> _Given exercise_
Count every line that has the word "Showdown". Give the number, without anything more.

> _Records that describe figures_

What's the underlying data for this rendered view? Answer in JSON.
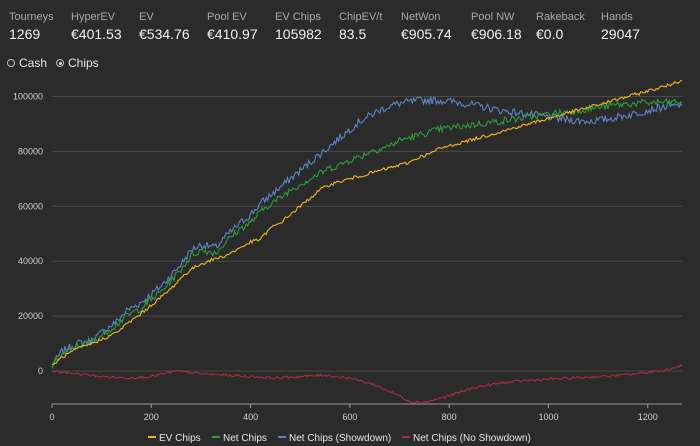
{
  "stats": [
    {
      "label": "Tourneys",
      "value": "1269"
    },
    {
      "label": "HyperEV",
      "value": "€401.53"
    },
    {
      "label": "EV",
      "value": "€534.76"
    },
    {
      "label": "Pool EV",
      "value": "€410.97"
    },
    {
      "label": "EV Chips",
      "value": "105982"
    },
    {
      "label": "ChipEV/t",
      "value": "83.5"
    },
    {
      "label": "NetWon",
      "value": "€905.74"
    },
    {
      "label": "Pool NW",
      "value": "€906.18"
    },
    {
      "label": "Rakeback",
      "value": "€0.0"
    },
    {
      "label": "Hands",
      "value": "29047"
    }
  ],
  "modes": {
    "cash": {
      "label": "Cash",
      "selected": false
    },
    "chips": {
      "label": "Chips",
      "selected": true
    }
  },
  "chart_data": {
    "type": "line",
    "xlim": [
      0,
      1269
    ],
    "ylim": [
      -12000,
      106000
    ],
    "x_ticks": [
      0,
      200,
      400,
      600,
      800,
      1000,
      1200
    ],
    "y_ticks": [
      0,
      20000,
      40000,
      60000,
      80000,
      100000
    ],
    "grid": "horizontal",
    "legend_position": "bottom",
    "series": [
      {
        "name": "EV Chips",
        "color": "#f0b429",
        "points": [
          [
            0,
            2000
          ],
          [
            20,
            5000
          ],
          [
            50,
            8000
          ],
          [
            80,
            10000
          ],
          [
            100,
            11500
          ],
          [
            130,
            14000
          ],
          [
            150,
            17000
          ],
          [
            180,
            21000
          ],
          [
            200,
            24000
          ],
          [
            220,
            27000
          ],
          [
            240,
            30000
          ],
          [
            260,
            34000
          ],
          [
            280,
            37000
          ],
          [
            300,
            39000
          ],
          [
            330,
            41000
          ],
          [
            350,
            42000
          ],
          [
            380,
            45000
          ],
          [
            400,
            47000
          ],
          [
            420,
            48000
          ],
          [
            440,
            52000
          ],
          [
            460,
            54000
          ],
          [
            480,
            57000
          ],
          [
            500,
            60000
          ],
          [
            520,
            63000
          ],
          [
            540,
            66000
          ],
          [
            560,
            68000
          ],
          [
            580,
            69000
          ],
          [
            600,
            70000
          ],
          [
            620,
            71000
          ],
          [
            640,
            72000
          ],
          [
            660,
            73000
          ],
          [
            680,
            74000
          ],
          [
            700,
            75000
          ],
          [
            720,
            76000
          ],
          [
            740,
            78000
          ],
          [
            760,
            79000
          ],
          [
            780,
            81000
          ],
          [
            800,
            82000
          ],
          [
            820,
            83000
          ],
          [
            840,
            84000
          ],
          [
            860,
            85000
          ],
          [
            880,
            86000
          ],
          [
            900,
            87000
          ],
          [
            920,
            88000
          ],
          [
            940,
            89000
          ],
          [
            960,
            90000
          ],
          [
            980,
            91000
          ],
          [
            1000,
            92000
          ],
          [
            1020,
            93000
          ],
          [
            1040,
            94000
          ],
          [
            1060,
            95000
          ],
          [
            1080,
            96000
          ],
          [
            1100,
            97000
          ],
          [
            1120,
            98000
          ],
          [
            1140,
            99000
          ],
          [
            1160,
            100000
          ],
          [
            1180,
            101000
          ],
          [
            1200,
            102000
          ],
          [
            1220,
            103000
          ],
          [
            1240,
            104000
          ],
          [
            1269,
            105982
          ]
        ]
      },
      {
        "name": "Net Chips",
        "color": "#2e9b3a",
        "points": [
          [
            0,
            2000
          ],
          [
            20,
            6000
          ],
          [
            50,
            9000
          ],
          [
            80,
            10500
          ],
          [
            100,
            13000
          ],
          [
            130,
            17000
          ],
          [
            150,
            20000
          ],
          [
            180,
            23000
          ],
          [
            200,
            26000
          ],
          [
            220,
            29000
          ],
          [
            240,
            33000
          ],
          [
            260,
            37000
          ],
          [
            280,
            42000
          ],
          [
            300,
            44000
          ],
          [
            330,
            43000
          ],
          [
            350,
            47000
          ],
          [
            380,
            52000
          ],
          [
            400,
            54000
          ],
          [
            420,
            58000
          ],
          [
            440,
            61000
          ],
          [
            460,
            63000
          ],
          [
            480,
            66000
          ],
          [
            500,
            68000
          ],
          [
            520,
            70000
          ],
          [
            540,
            72000
          ],
          [
            560,
            74000
          ],
          [
            580,
            75000
          ],
          [
            600,
            77000
          ],
          [
            620,
            78000
          ],
          [
            640,
            80000
          ],
          [
            660,
            81000
          ],
          [
            680,
            82000
          ],
          [
            700,
            84000
          ],
          [
            720,
            85000
          ],
          [
            740,
            86000
          ],
          [
            760,
            87000
          ],
          [
            780,
            88000
          ],
          [
            800,
            88500
          ],
          [
            820,
            89000
          ],
          [
            840,
            89500
          ],
          [
            860,
            90000
          ],
          [
            880,
            90500
          ],
          [
            900,
            91000
          ],
          [
            920,
            91500
          ],
          [
            940,
            92000
          ],
          [
            960,
            92500
          ],
          [
            980,
            93000
          ],
          [
            1000,
            93500
          ],
          [
            1020,
            94000
          ],
          [
            1040,
            94500
          ],
          [
            1060,
            95000
          ],
          [
            1080,
            95500
          ],
          [
            1100,
            96000
          ],
          [
            1120,
            96500
          ],
          [
            1140,
            97000
          ],
          [
            1160,
            97300
          ],
          [
            1180,
            97500
          ],
          [
            1200,
            97700
          ],
          [
            1220,
            97800
          ],
          [
            1240,
            97900
          ],
          [
            1269,
            98000
          ]
        ]
      },
      {
        "name": "Net Chips (Showdown)",
        "color": "#5a86c4",
        "points": [
          [
            0,
            2000
          ],
          [
            20,
            7000
          ],
          [
            50,
            10000
          ],
          [
            80,
            11000
          ],
          [
            100,
            14000
          ],
          [
            130,
            18000
          ],
          [
            150,
            22000
          ],
          [
            180,
            25000
          ],
          [
            200,
            28000
          ],
          [
            220,
            31000
          ],
          [
            240,
            35000
          ],
          [
            260,
            39000
          ],
          [
            280,
            44000
          ],
          [
            300,
            46000
          ],
          [
            330,
            45000
          ],
          [
            350,
            49000
          ],
          [
            380,
            54000
          ],
          [
            400,
            57000
          ],
          [
            420,
            61000
          ],
          [
            440,
            64000
          ],
          [
            460,
            67000
          ],
          [
            480,
            70000
          ],
          [
            500,
            73000
          ],
          [
            520,
            76000
          ],
          [
            540,
            79000
          ],
          [
            560,
            82000
          ],
          [
            580,
            85000
          ],
          [
            600,
            88000
          ],
          [
            620,
            91000
          ],
          [
            640,
            93000
          ],
          [
            660,
            95000
          ],
          [
            680,
            96500
          ],
          [
            700,
            97500
          ],
          [
            720,
            98000
          ],
          [
            740,
            98500
          ],
          [
            760,
            98700
          ],
          [
            780,
            98600
          ],
          [
            800,
            98200
          ],
          [
            820,
            97800
          ],
          [
            840,
            97200
          ],
          [
            860,
            96500
          ],
          [
            880,
            95800
          ],
          [
            900,
            95000
          ],
          [
            920,
            94500
          ],
          [
            940,
            94000
          ],
          [
            960,
            93500
          ],
          [
            980,
            93000
          ],
          [
            1000,
            92500
          ],
          [
            1020,
            92000
          ],
          [
            1040,
            91500
          ],
          [
            1060,
            91200
          ],
          [
            1080,
            91000
          ],
          [
            1100,
            91300
          ],
          [
            1120,
            91800
          ],
          [
            1140,
            92500
          ],
          [
            1160,
            93200
          ],
          [
            1180,
            94000
          ],
          [
            1200,
            95000
          ],
          [
            1220,
            95800
          ],
          [
            1240,
            96300
          ],
          [
            1269,
            96600
          ]
        ]
      },
      {
        "name": "Net Chips (No Showdown)",
        "color": "#b02a42",
        "points": [
          [
            0,
            0
          ],
          [
            50,
            -1000
          ],
          [
            100,
            -2000
          ],
          [
            150,
            -2500
          ],
          [
            200,
            -2000
          ],
          [
            250,
            0
          ],
          [
            300,
            -1000
          ],
          [
            350,
            -1500
          ],
          [
            400,
            -2000
          ],
          [
            450,
            -2500
          ],
          [
            500,
            -2000
          ],
          [
            550,
            -1500
          ],
          [
            600,
            -2500
          ],
          [
            650,
            -5000
          ],
          [
            700,
            -9000
          ],
          [
            720,
            -11000
          ],
          [
            740,
            -11500
          ],
          [
            760,
            -11000
          ],
          [
            780,
            -10000
          ],
          [
            800,
            -9000
          ],
          [
            850,
            -6000
          ],
          [
            900,
            -4500
          ],
          [
            950,
            -3500
          ],
          [
            1000,
            -3000
          ],
          [
            1050,
            -2500
          ],
          [
            1100,
            -2000
          ],
          [
            1150,
            -1500
          ],
          [
            1200,
            -500
          ],
          [
            1240,
            500
          ],
          [
            1269,
            2000
          ]
        ]
      }
    ]
  }
}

> _Expected answer_
2